--- Start of Available data ---

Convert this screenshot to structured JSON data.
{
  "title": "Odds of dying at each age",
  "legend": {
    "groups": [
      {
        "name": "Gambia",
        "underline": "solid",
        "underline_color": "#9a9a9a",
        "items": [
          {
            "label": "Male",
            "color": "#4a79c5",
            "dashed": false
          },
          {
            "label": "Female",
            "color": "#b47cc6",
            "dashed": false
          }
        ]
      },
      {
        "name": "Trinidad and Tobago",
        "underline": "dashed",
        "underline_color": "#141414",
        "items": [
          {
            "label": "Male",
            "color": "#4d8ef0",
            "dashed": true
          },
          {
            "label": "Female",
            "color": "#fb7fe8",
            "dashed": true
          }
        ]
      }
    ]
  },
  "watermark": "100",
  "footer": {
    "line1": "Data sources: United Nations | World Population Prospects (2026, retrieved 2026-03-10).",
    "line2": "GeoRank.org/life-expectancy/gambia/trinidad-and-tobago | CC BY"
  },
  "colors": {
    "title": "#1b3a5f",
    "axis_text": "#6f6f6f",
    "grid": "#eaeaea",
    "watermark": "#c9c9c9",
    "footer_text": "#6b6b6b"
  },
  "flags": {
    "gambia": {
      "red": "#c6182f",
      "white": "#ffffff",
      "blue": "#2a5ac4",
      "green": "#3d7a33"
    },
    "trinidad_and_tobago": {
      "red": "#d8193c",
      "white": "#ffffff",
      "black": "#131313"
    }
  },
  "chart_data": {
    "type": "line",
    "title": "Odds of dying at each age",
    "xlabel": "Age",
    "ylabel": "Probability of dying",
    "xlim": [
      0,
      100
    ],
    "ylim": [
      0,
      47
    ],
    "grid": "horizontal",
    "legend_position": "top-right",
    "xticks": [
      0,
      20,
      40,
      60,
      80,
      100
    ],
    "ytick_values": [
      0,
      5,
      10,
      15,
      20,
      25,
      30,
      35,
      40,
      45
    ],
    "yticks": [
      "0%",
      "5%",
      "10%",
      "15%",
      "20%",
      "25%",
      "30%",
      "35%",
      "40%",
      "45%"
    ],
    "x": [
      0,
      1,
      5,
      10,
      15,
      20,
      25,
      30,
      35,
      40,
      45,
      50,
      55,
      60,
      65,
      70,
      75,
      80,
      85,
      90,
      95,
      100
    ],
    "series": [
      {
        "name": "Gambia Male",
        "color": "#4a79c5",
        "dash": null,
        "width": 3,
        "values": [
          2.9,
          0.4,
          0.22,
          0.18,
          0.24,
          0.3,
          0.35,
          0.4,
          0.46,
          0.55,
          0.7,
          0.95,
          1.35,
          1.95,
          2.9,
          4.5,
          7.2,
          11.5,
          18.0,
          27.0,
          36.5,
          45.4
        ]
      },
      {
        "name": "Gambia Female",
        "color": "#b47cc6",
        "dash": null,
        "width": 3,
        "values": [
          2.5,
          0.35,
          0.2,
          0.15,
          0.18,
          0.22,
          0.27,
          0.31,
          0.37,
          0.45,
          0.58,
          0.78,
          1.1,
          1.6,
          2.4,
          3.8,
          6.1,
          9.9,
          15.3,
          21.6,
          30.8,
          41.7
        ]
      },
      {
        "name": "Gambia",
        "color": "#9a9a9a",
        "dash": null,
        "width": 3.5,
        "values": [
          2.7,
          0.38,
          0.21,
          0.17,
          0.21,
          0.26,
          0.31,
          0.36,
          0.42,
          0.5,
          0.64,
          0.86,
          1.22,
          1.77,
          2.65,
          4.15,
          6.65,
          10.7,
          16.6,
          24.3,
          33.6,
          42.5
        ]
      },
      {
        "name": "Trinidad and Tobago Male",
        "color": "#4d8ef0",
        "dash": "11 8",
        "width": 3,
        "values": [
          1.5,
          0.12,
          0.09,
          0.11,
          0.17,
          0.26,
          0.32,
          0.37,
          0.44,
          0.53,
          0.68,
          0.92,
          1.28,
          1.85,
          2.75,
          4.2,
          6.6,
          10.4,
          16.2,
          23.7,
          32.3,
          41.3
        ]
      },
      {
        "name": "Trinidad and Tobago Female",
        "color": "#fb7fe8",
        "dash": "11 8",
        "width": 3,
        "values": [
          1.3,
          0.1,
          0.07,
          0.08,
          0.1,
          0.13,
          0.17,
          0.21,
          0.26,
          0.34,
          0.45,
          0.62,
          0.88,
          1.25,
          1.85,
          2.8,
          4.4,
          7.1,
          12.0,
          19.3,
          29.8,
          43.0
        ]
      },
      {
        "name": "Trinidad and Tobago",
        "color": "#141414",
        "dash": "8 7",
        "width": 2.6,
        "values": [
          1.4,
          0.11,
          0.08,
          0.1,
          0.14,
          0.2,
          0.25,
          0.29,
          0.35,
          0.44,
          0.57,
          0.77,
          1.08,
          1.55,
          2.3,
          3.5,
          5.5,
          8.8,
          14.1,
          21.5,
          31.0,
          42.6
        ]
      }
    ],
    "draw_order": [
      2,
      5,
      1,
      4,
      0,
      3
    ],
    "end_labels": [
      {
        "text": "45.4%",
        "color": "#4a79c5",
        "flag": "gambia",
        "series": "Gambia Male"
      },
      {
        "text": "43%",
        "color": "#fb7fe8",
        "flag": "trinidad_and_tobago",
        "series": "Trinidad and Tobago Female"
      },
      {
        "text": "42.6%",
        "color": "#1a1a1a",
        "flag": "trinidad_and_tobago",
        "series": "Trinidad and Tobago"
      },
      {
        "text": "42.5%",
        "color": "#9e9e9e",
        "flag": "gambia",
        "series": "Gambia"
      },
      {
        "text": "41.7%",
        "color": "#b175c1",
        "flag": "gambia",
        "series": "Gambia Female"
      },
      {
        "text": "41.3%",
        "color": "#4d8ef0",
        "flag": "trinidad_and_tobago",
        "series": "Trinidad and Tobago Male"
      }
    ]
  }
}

--- End of Available data ---

What is needed ::
Output all of the material exactly as written.

Expected output ::
Convert this screenshot to structured JSON data.
{
  "title": "Odds of dying at each age",
  "legend": {
    "groups": [
      {
        "name": "Gambia",
        "underline": "solid",
        "underline_color": "#9a9a9a",
        "items": [
          {
            "label": "Male",
            "color": "#4a79c5",
            "dashed": false
          },
          {
            "label": "Female",
            "color": "#b47cc6",
            "dashed": false
          }
        ]
      },
      {
        "name": "Trinidad and Tobago",
        "underline": "dashed",
        "underline_color": "#141414",
        "items": [
          {
            "label": "Male",
            "color": "#4d8ef0",
            "dashed": true
          },
          {
            "label": "Female",
            "color": "#fb7fe8",
            "dashed": true
          }
        ]
      }
    ]
  },
  "watermark": "100",
  "footer": {
    "line1": "Data sources: United Nations | World Population Prospects (2026, retrieved 2026-03-10).",
    "line2": "GeoRank.org/life-expectancy/gambia/trinidad-and-tobago | CC BY"
  },
  "colors": {
    "title": "#1b3a5f",
    "axis_text": "#6f6f6f",
    "grid": "#eaeaea",
    "watermark": "#c9c9c9",
    "footer_text": "#6b6b6b"
  },
  "flags": {
    "gambia": {
      "red": "#c6182f",
      "white": "#ffffff",
      "blue": "#2a5ac4",
      "green": "#3d7a33"
    },
    "trinidad_and_tobago": {
      "red": "#d8193c",
      "white": "#ffffff",
      "black": "#131313"
    }
  },
  "chart_data": {
    "type": "line",
    "title": "Odds of dying at each age",
    "xlabel": "Age",
    "ylabel": "Probability of dying",
    "xlim": [
      0,
      100
    ],
    "ylim": [
      0,
      47
    ],
    "grid": "horizontal",
    "legend_position": "top-right",
    "xticks": [
      0,
      20,
      40,
      60,
      80,
      100
    ],
    "ytick_values": [
      0,
      5,
      10,
      15,
      20,
      25,
      30,
      35,
      40,
      45
    ],
    "yticks": [
      "0%",
      "5%",
      "10%",
      "15%",
      "20%",
      "25%",
      "30%",
      "35%",
      "40%",
      "45%"
    ],
    "x": [
      0,
      1,
      5,
      10,
      15,
      20,
      25,
      30,
      35,
      40,
      45,
      50,
      55,
      60,
      65,
      70,
      75,
      80,
      85,
      90,
      95,
      100
    ],
    "series": [
      {
        "name": "Gambia Male",
        "color": "#4a79c5",
        "dash": null,
        "width": 3,
        "values": [
          2.9,
          0.4,
          0.22,
          0.18,
          0.24,
          0.3,
          0.35,
          0.4,
          0.46,
          0.55,
          0.7,
          0.95,
          1.35,
          1.95,
          2.9,
          4.5,
          7.2,
          11.5,
          18.0,
          27.0,
          36.5,
          45.4
        ]
      },
      {
        "name": "Gambia Female",
        "color": "#b47cc6",
        "dash": null,
        "width": 3,
        "values": [
          2.5,
          0.35,
          0.2,
          0.15,
          0.18,
          0.22,
          0.27,
          0.31,
          0.37,
          0.45,
          0.58,
          0.78,
          1.1,
          1.6,
          2.4,
          3.8,
          6.1,
          9.9,
          15.3,
          21.6,
          30.8,
          41.7
        ]
      },
      {
        "name": "Gambia",
        "color": "#9a9a9a",
        "dash": null,
        "width": 3.5,
        "values": [
          2.7,
          0.38,
          0.21,
          0.17,
          0.21,
          0.26,
          0.31,
          0.36,
          0.42,
          0.5,
          0.64,
          0.86,
          1.22,
          1.77,
          2.65,
          4.15,
          6.65,
          10.7,
          16.6,
          24.3,
          33.6,
          42.5
        ]
      },
      {
        "name": "Trinidad and Tobago Male",
        "color": "#4d8ef0",
        "dash": "11 8",
        "width": 3,
        "values": [
          1.5,
          0.12,
          0.09,
          0.11,
          0.17,
          0.26,
          0.32,
          0.37,
          0.44,
          0.53,
          0.68,
          0.92,
          1.28,
          1.85,
          2.75,
          4.2,
          6.6,
          10.4,
          16.2,
          23.7,
          32.3,
          41.3
        ]
      },
      {
        "name": "Trinidad and Tobago Female",
        "color": "#fb7fe8",
        "dash": "11 8",
        "width": 3,
        "values": [
          1.3,
          0.1,
          0.07,
          0.08,
          0.1,
          0.13,
          0.17,
          0.21,
          0.26,
          0.34,
          0.45,
          0.62,
          0.88,
          1.25,
          1.85,
          2.8,
          4.4,
          7.1,
          12.0,
          19.3,
          29.8,
          43.0
        ]
      },
      {
        "name": "Trinidad and Tobago",
        "color": "#141414",
        "dash": "8 7",
        "width": 2.6,
        "values": [
          1.4,
          0.11,
          0.08,
          0.1,
          0.14,
          0.2,
          0.25,
          0.29,
          0.35,
          0.44,
          0.57,
          0.77,
          1.08,
          1.55,
          2.3,
          3.5,
          5.5,
          8.8,
          14.1,
          21.5,
          31.0,
          42.6
        ]
      }
    ],
    "draw_order": [
      2,
      5,
      1,
      4,
      0,
      3
    ],
    "end_labels": [
      {
        "text": "45.4%",
        "color": "#4a79c5",
        "flag": "gambia",
        "series": "Gambia Male"
      },
      {
        "text": "43%",
        "color": "#fb7fe8",
        "flag": "trinidad_and_tobago",
        "series": "Trinidad and Tobago Female"
      },
      {
        "text": "42.6%",
        "color": "#1a1a1a",
        "flag": "trinidad_and_tobago",
        "series": "Trinidad and Tobago"
      },
      {
        "text": "42.5%",
        "color": "#9e9e9e",
        "flag": "gambia",
        "series": "Gambia"
      },
      {
        "text": "41.7%",
        "color": "#b175c1",
        "flag": "gambia",
        "series": "Gambia Female"
      },
      {
        "text": "41.3%",
        "color": "#4d8ef0",
        "flag": "trinidad_and_tobago",
        "series": "Trinidad and Tobago Male"
      }
    ]
  }
}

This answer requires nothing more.